What the task asks.
Search the material for the word "العالم" and copy each line that holds it.

/---

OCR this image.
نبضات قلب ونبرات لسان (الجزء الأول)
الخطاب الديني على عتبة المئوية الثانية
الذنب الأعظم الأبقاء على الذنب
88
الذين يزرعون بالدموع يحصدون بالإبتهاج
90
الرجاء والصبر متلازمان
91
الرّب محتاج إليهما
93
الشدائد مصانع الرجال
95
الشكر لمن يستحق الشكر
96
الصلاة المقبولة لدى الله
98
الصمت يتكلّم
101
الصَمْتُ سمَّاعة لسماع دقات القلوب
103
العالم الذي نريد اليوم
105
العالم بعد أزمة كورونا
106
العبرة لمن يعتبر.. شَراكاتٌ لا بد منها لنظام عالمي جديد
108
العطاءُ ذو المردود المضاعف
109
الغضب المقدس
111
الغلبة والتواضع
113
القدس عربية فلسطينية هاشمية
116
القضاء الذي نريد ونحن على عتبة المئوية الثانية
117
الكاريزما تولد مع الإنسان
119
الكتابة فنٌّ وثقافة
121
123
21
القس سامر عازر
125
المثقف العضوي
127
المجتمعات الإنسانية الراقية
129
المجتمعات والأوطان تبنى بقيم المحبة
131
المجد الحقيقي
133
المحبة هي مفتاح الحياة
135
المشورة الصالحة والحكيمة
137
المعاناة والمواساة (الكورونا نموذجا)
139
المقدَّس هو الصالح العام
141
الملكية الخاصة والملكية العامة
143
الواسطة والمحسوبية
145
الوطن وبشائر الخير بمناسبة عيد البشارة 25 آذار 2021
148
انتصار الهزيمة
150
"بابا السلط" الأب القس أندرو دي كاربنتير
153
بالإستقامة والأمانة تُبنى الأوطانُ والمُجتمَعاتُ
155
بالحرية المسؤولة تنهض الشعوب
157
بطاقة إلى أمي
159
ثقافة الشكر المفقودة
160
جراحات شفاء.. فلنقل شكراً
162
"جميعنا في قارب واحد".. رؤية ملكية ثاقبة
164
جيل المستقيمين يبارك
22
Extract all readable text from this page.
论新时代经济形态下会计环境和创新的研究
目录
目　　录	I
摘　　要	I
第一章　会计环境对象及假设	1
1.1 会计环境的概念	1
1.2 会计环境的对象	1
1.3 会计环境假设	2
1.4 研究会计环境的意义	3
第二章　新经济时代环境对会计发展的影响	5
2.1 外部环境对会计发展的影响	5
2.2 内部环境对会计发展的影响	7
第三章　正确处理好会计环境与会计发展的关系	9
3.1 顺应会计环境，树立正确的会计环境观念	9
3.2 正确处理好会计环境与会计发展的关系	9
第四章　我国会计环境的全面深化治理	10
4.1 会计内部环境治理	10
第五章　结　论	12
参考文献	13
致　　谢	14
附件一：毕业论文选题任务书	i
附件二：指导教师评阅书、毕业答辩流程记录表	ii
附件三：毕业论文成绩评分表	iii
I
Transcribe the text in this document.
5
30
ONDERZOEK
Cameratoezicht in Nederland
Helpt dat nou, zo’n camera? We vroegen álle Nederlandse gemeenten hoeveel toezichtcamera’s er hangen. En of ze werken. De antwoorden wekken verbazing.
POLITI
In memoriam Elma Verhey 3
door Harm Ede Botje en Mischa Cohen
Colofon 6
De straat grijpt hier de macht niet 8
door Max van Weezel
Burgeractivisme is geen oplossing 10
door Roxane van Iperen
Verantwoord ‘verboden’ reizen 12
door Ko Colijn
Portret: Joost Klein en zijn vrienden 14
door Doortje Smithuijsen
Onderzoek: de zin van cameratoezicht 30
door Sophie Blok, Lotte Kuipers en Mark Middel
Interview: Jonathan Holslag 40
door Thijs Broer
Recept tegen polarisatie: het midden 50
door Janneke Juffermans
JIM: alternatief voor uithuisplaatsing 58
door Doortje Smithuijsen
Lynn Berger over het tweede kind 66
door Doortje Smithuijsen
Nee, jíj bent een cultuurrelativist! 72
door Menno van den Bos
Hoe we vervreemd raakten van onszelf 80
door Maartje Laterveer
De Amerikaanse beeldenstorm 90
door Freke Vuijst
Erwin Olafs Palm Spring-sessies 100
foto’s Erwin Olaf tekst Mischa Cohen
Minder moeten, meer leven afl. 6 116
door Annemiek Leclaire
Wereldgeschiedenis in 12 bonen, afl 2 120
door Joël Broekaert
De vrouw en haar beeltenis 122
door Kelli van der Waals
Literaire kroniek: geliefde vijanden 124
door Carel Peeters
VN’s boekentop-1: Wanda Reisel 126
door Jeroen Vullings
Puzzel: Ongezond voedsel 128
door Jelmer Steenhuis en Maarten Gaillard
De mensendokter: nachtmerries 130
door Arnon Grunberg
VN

\---

Complete output.
العالم الذي نريد اليوم
العالم بعد أزمة كورونا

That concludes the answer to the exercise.